Verbatim output of all the material below is required.

+--

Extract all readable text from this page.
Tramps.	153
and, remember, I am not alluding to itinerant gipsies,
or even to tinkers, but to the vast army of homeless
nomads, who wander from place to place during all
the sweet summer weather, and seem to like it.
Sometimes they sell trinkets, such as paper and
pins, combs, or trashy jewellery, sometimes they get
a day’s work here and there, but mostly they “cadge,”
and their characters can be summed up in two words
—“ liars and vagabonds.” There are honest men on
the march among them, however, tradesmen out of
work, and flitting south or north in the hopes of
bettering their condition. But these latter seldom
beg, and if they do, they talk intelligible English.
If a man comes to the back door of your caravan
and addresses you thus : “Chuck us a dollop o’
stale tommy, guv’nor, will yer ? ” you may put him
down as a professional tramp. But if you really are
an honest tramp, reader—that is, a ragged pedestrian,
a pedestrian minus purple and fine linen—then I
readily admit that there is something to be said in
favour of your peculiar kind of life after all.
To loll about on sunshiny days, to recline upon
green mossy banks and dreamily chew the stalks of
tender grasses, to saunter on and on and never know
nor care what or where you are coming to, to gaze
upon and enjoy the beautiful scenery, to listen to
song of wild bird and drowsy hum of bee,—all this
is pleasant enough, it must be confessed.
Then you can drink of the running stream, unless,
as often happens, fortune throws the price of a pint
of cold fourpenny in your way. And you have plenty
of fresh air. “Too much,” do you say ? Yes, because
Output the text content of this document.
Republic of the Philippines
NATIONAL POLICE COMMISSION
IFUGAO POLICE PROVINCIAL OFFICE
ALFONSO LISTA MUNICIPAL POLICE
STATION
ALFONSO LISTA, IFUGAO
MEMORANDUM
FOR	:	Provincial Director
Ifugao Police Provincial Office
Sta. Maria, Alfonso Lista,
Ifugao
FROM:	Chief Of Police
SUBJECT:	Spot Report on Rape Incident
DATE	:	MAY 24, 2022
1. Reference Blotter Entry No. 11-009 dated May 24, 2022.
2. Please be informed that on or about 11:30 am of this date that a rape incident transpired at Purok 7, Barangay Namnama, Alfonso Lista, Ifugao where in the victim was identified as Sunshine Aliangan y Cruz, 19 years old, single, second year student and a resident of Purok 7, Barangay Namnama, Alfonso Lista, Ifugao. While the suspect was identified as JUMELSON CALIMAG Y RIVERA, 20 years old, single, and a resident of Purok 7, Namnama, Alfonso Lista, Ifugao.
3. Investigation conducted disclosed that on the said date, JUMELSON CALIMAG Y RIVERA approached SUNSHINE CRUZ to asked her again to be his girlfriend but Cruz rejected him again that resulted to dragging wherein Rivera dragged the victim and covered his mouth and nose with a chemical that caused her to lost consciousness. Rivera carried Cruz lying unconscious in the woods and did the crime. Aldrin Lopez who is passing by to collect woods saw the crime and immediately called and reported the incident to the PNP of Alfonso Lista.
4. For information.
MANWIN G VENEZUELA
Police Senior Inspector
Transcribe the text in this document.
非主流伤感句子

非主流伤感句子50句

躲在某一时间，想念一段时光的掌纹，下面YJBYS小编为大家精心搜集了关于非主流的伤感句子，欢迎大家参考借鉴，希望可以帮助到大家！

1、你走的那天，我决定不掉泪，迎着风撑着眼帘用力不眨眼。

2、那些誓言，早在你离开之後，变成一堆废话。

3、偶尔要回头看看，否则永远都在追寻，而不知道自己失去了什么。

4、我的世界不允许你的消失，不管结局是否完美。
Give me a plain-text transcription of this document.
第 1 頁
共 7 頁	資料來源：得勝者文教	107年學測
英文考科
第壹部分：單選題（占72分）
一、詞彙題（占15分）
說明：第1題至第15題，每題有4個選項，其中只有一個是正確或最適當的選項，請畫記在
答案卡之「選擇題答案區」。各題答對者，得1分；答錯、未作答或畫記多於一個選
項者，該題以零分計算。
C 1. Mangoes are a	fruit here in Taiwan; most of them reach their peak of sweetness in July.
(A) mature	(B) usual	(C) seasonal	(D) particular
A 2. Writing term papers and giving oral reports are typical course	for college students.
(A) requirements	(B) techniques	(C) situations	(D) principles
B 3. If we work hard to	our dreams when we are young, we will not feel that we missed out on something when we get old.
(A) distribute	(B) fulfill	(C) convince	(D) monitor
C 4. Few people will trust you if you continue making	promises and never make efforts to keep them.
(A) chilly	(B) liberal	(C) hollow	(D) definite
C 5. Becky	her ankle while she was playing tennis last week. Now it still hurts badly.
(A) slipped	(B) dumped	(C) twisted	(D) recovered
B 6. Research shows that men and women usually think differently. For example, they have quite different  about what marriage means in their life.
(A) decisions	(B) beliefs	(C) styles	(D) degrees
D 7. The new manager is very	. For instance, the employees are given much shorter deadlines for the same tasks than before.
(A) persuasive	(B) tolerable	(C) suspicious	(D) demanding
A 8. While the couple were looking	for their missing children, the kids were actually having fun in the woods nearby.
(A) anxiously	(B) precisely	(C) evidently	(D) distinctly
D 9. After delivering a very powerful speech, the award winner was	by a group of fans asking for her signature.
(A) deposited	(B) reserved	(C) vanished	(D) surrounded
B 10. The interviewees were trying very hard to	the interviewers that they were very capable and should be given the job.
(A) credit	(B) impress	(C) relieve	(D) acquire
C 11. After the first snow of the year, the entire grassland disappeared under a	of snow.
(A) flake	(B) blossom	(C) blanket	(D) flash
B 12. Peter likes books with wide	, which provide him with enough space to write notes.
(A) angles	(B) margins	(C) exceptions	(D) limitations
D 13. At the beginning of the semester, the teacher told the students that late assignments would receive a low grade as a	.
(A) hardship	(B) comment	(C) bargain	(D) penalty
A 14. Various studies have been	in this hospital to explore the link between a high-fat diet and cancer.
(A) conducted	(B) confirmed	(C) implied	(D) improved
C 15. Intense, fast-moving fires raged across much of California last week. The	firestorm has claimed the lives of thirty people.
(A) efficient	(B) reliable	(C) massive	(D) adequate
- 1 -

+--

Result:
Extract all readable text from this page.
Tramps.	153
and, remember, I am not alluding to itinerant gipsies,
or even to tinkers, but to the vast army of homeless
nomads, who wander from place to place during all
the sweet summer weather, and seem to like it.
Sometimes they sell trinkets, such as paper and
pins, combs, or trashy jewellery, sometimes they get
a day’s work here and there, but mostly they “cadge,”
and their characters can be summed up in two words
—“ liars and vagabonds.” There are honest men on
the march among them, however, tradesmen out of
work, and flitting south or north in the hopes of
bettering their condition. But these latter seldom
beg, and if they do, they talk intelligible English.
If a man comes to the back door of your caravan
and addresses you thus : “Chuck us a dollop o’
stale tommy, guv’nor, will yer ? ” you may put him
down as a professional tramp. But if you really are
an honest tramp, reader—that is, a ragged pedestrian,
a pedestrian minus purple and fine linen—then I
readily admit that there is something to be said in
favour of your peculiar kind of life after all.
To loll about on sunshiny days, to recline upon
green mossy banks and dreamily chew the stalks of
tender grasses, to saunter on and on and never know
nor care what or where you are coming to, to gaze
upon and enjoy the beautiful scenery, to listen to
song of wild bird and drowsy hum of bee,—all this
is pleasant enough, it must be confessed.
Then you can drink of the running stream, unless,
as often happens, fortune throws the price of a pint
of cold fourpenny in your way. And you have plenty
of fresh air. “Too much,” do you say ? Yes, because
Output the text content of this document.
Republic of the Philippines
NATIONAL POLICE COMMISSION
IFUGAO POLICE PROVINCIAL OFFICE
ALFONSO LISTA MUNICIPAL POLICE
STATION
ALFONSO LISTA, IFUGAO
MEMORANDUM
FOR	:	Provincial Director
Ifugao Police Provincial Office
Sta. Maria, Alfonso Lista,
Ifugao
FROM:	Chief Of Police
SUBJECT:	Spot Report on Rape Incident
DATE	:	MAY 24, 2022
1. Reference Blotter Entry No. 11-009 dated May 24, 2022.
2. Please be informed that on or about 11:30 am of this date that a rape incident transpired at Purok 7, Barangay Namnama, Alfonso Lista, Ifugao where in the victim was identified as Sunshine Aliangan y Cruz, 19 years old, single, second year student and a resident of Purok 7, Barangay Namnama, Alfonso Lista, Ifugao. While the suspect was identified as JUMELSON CALIMAG Y RIVERA, 20 years old, single, and a resident of Purok 7, Namnama, Alfonso Lista, Ifugao.
3. Investigation conducted disclosed that on the said date, JUMELSON CALIMAG Y RIVERA approached SUNSHINE CRUZ to asked her again to be his girlfriend but Cruz rejected him again that resulted to dragging wherein Rivera dragged the victim and covered his mouth and nose with a chemical that caused her to lost consciousness. Rivera carried Cruz lying unconscious in the woods and did the crime. Aldrin Lopez who is passing by to collect woods saw the crime and immediately called and reported the incident to the PNP of Alfonso Lista.
4. For information.
MANWIN G VENEZUELA
Police Senior Inspector
Transcribe the text in this document.
非主流伤感句子

非主流伤感句子50句

躲在某一时间，想念一段时光的掌纹，下面YJBYS小编为大家精心搜集了关于非主流的伤感句子，欢迎大家参考借鉴，希望可以帮助到大家！

1、你走的那天，我决定不掉泪，迎着风撑着眼帘用力不眨眼。

2、那些誓言，早在你离开之後，变成一堆废话。

3、偶尔要回头看看，否则永远都在追寻，而不知道自己失去了什么。

4、我的世界不允许你的消失，不管结局是否完美。
Give me a plain-text transcription of this document.
第 1 頁
共 7 頁	資料來源：得勝者文教	107年學測
英文考科
第壹部分：單選題（占72分）
一、詞彙題（占15分）
說明：第1題至第15題，每題有4個選項，其中只有一個是正確或最適當的選項，請畫記在
答案卡之「選擇題答案區」。各題答對者，得1分；答錯、未作答或畫記多於一個選
項者，該題以零分計算。
C 1. Mangoes are a	fruit here in Taiwan; most of them reach their peak of sweetness in July.
(A) mature	(B) usual	(C) seasonal	(D) particular
A 2. Writing term papers and giving oral reports are typical course	for college students.
(A) requirements	(B) techniques	(C) situations	(D) principles
B 3. If we work hard to	our dreams when we are young, we will not feel that we missed out on something when we get old.
(A) distribute	(B) fulfill	(C) convince	(D) monitor
C 4. Few people will trust you if you continue making	promises and never make efforts to keep them.
(A) chilly	(B) liberal	(C) hollow	(D) definite
C 5. Becky	her ankle while she was playing tennis last week. Now it still hurts badly.
(A) slipped	(B) dumped	(C) twisted	(D) recovered
B 6. Research shows that men and women usually think differently. For example, they have quite different  about what marriage means in their life.
(A) decisions	(B) beliefs	(C) styles	(D) degrees
D 7. The new manager is very	. For instance, the employees are given much shorter deadlines for the same tasks than before.
(A) persuasive	(B) tolerable	(C) suspicious	(D) demanding
A 8. While the couple were looking	for their missing children, the kids were actually having fun in the woods nearby.
(A) anxiously	(B) precisely	(C) evidently	(D) distinctly
D 9. After delivering a very powerful speech, the award winner was	by a group of fans asking for her signature.
(A) deposited	(B) reserved	(C) vanished	(D) surrounded
B 10. The interviewees were trying very hard to	the interviewers that they were very capable and should be given the job.
(A) credit	(B) impress	(C) relieve	(D) acquire
C 11. After the first snow of the year, the entire grassland disappeared under a	of snow.
(A) flake	(B) blossom	(C) blanket	(D) flash
B 12. Peter likes books with wide	, which provide him with enough space to write notes.
(A) angles	(B) margins	(C) exceptions	(D) limitations
D 13. At the beginning of the semester, the teacher told the students that late assignments would receive a low grade as a	.
(A) hardship	(B) comment	(C) bargain	(D) penalty
A 14. Various studies have been	in this hospital to explore the link between a high-fat diet and cancer.
(A) conducted	(B) confirmed	(C) implied	(D) improved
C 15. Intense, fast-moving fires raged across much of California last week. The	firestorm has claimed the lives of thirty people.
(A) efficient	(B) reliable	(C) massive	(D) adequate
- 1 -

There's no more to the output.